Data entries
^^^^^^^^

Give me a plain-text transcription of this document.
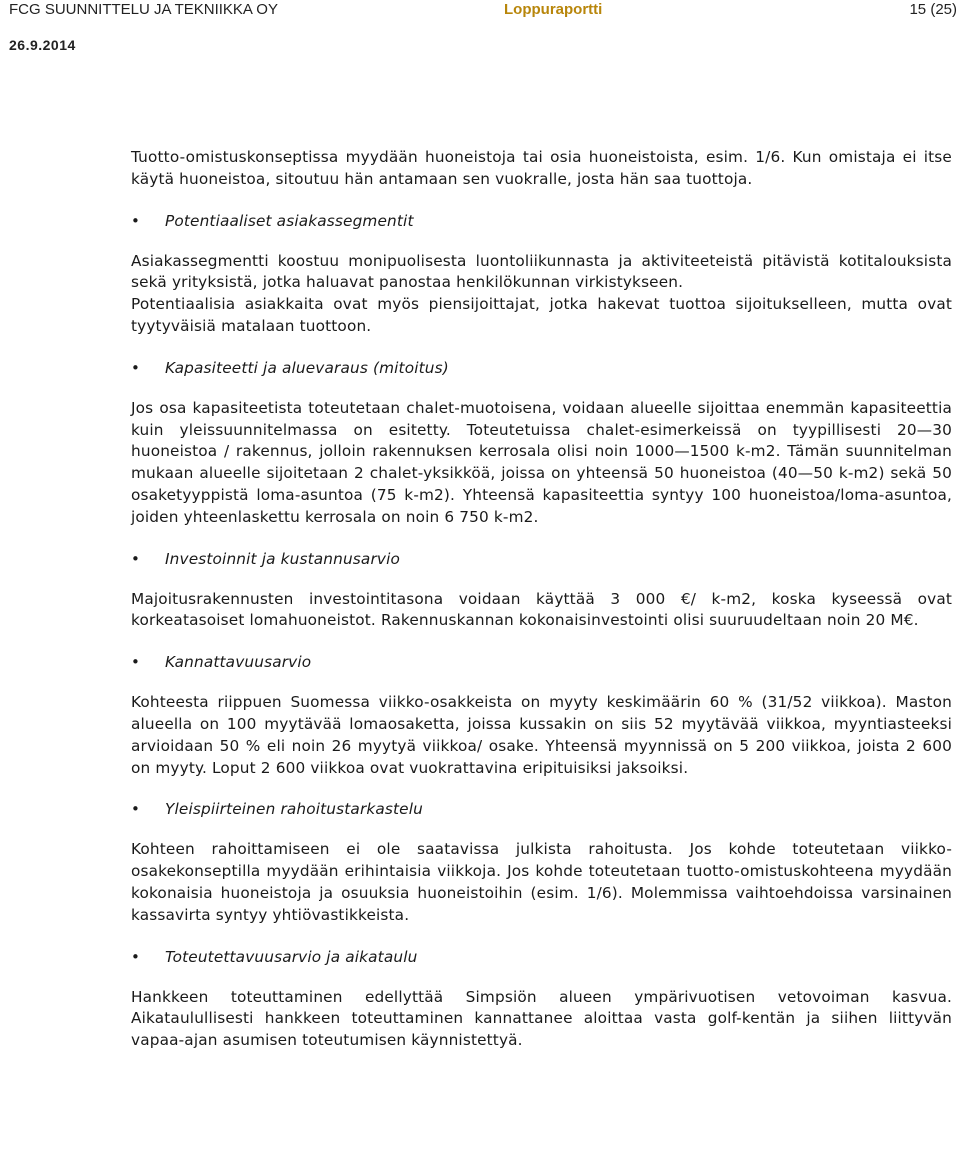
FCG SUUNNITTELU JA TEKNIIKKA OY	Loppuraportti	15 (25)
26.9.2014

Tuotto-omistuskonseptissa myydään huoneistoja tai osia huoneistoista, esim. 1/6. Kun omistaja ei itse käytä huoneistoa, sitoutuu hän antamaan sen vuokralle, josta hän saa tuottoja.

• Potentiaaliset asiakassegmentit

Asiakassegmentti koostuu monipuolisesta luontoliikunnasta ja aktiviteeteistä pitävistä kotitalouksista sekä yrityksistä, jotka haluavat panostaa henkilökunnan virkistykseen.

Potentiaalisia asiakkaita ovat myös piensijoittajat, jotka hakevat tuottoa sijoitukselleen, mutta ovat tyytyväisiä matalaan tuottoon.

• Kapasiteetti ja aluevaraus (mitoitus)

Jos osa kapasiteetista toteutetaan chalet-muotoisena, voidaan alueelle sijoittaa enemmän kapasiteettia kuin yleissuunnitelmassa on esitetty. Toteutetuissa chalet-esimerkeissä on tyypillisesti 20—30 huoneistoa / rakennus, jolloin rakennuksen kerrosala olisi noin 1000—1500 k-m2. Tämän suunnitelman mukaan alueelle sijoitetaan 2 chalet-yksikköä, joissa on yhteensä 50 huoneistoa (40—50 k-m2) sekä 50 osaketyyppistä loma-asuntoa (75 k-m2). Yhteensä kapasiteettia syntyy 100 huoneistoa/loma-asuntoa, joiden yhteenlaskettu kerrosala on noin 6 750 k-m2.

• Investoinnit ja kustannusarvio

Majoitusrakennusten investointitasona voidaan käyttää 3 000 €/ k-m2, koska kyseessä ovat korkeatasoiset lomahuoneistot. Rakennuskannan kokonaisinvestointi olisi suuruudeltaan noin 20 M€.

• Kannattavuusarvio

Kohteesta riippuen Suomessa viikko-osakkeista on myyty keskimäärin 60 % (31/52 viikkoa). Maston alueella on 100 myytävää lomaosaketta, joissa kussakin on siis 52 myytävää viikkoa, myyntiasteeksi arvioidaan 50 % eli noin 26 myytyä viikkoa/ osake. Yhteensä myynnissä on 5 200 viikkoa, joista 2 600 on myyty. Loput 2 600 viikkoa ovat vuokrattavina eripituisiksi jaksoiksi.

• Yleispiirteinen rahoitustarkastelu

Kohteen rahoittamiseen ei ole saatavissa julkista rahoitusta. Jos kohde toteutetaan viikko-osakekonseptilla myydään erihintaisia viikkoja. Jos kohde toteutetaan tuotto-omistuskohteena myydään kokonaisia huoneistoja ja osuuksia huoneistoihin (esim. 1/6). Molemmissa vaihtoehdoissa varsinainen kassavirta syntyy yhtiövastikkeista.

• Toteutettavuusarvio ja aikataulu

Hankkeen toteuttaminen edellyttää Simpsiön alueen ympärivuotisen vetovoiman kasvua. Aikataulullisesti hankkeen toteuttaminen kannattanee aloittaa vasta golf-kentän ja siihen liittyvän vapaa-ajan asumisen toteutumisen käynnistettyä.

^^^^^^^^

Exercise: Every line is to be duplicated exactly, though pictures stay out.

Output for this task:
Give me a plain-text transcription of this document.
FCG SUUNNITTELU JA TEKNIIKKA OY	Loppuraportti	15 (25)
26.9.2014

Tuotto-omistuskonseptissa myydään huoneistoja tai osia huoneistoista, esim. 1/6. Kun omistaja ei itse käytä huoneistoa, sitoutuu hän antamaan sen vuokralle, josta hän saa tuottoja.

• Potentiaaliset asiakassegmentit

Asiakassegmentti koostuu monipuolisesta luontoliikunnasta ja aktiviteeteistä pitävistä kotitalouksista sekä yrityksistä, jotka haluavat panostaa henkilökunnan virkistykseen.

Potentiaalisia asiakkaita ovat myös piensijoittajat, jotka hakevat tuottoa sijoitukselleen, mutta ovat tyytyväisiä matalaan tuottoon.

• Kapasiteetti ja aluevaraus (mitoitus)

Jos osa kapasiteetista toteutetaan chalet-muotoisena, voidaan alueelle sijoittaa enemmän kapasiteettia kuin yleissuunnitelmassa on esitetty. Toteutetuissa chalet-esimerkeissä on tyypillisesti 20—30 huoneistoa / rakennus, jolloin rakennuksen kerrosala olisi noin 1000—1500 k-m2. Tämän suunnitelman mukaan alueelle sijoitetaan 2 chalet-yksikköä, joissa on yhteensä 50 huoneistoa (40—50 k-m2) sekä 50 osaketyyppistä loma-asuntoa (75 k-m2). Yhteensä kapasiteettia syntyy 100 huoneistoa/loma-asuntoa, joiden yhteenlaskettu kerrosala on noin 6 750 k-m2.

• Investoinnit ja kustannusarvio

Majoitusrakennusten investointitasona voidaan käyttää 3 000 €/ k-m2, koska kyseessä ovat korkeatasoiset lomahuoneistot. Rakennuskannan kokonaisinvestointi olisi suuruudeltaan noin 20 M€.

• Kannattavuusarvio

Kohteesta riippuen Suomessa viikko-osakkeista on myyty keskimäärin 60 % (31/52 viikkoa). Maston alueella on 100 myytävää lomaosaketta, joissa kussakin on siis 52 myytävää viikkoa, myyntiasteeksi arvioidaan 50 % eli noin 26 myytyä viikkoa/ osake. Yhteensä myynnissä on 5 200 viikkoa, joista 2 600 on myyty. Loput 2 600 viikkoa ovat vuokrattavina eripituisiksi jaksoiksi.

• Yleispiirteinen rahoitustarkastelu

Kohteen rahoittamiseen ei ole saatavissa julkista rahoitusta. Jos kohde toteutetaan viikko-osakekonseptilla myydään erihintaisia viikkoja. Jos kohde toteutetaan tuotto-omistuskohteena myydään kokonaisia huoneistoja ja osuuksia huoneistoihin (esim. 1/6). Molemmissa vaihtoehdoissa varsinainen kassavirta syntyy yhtiövastikkeista.

• Toteutettavuusarvio ja aikataulu

Hankkeen toteuttaminen edellyttää Simpsiön alueen ympärivuotisen vetovoiman kasvua. Aikataulullisesti hankkeen toteuttaminen kannattanee aloittaa vasta golf-kentän ja siihen liittyvän vapaa-ajan asumisen toteutumisen käynnistettyä.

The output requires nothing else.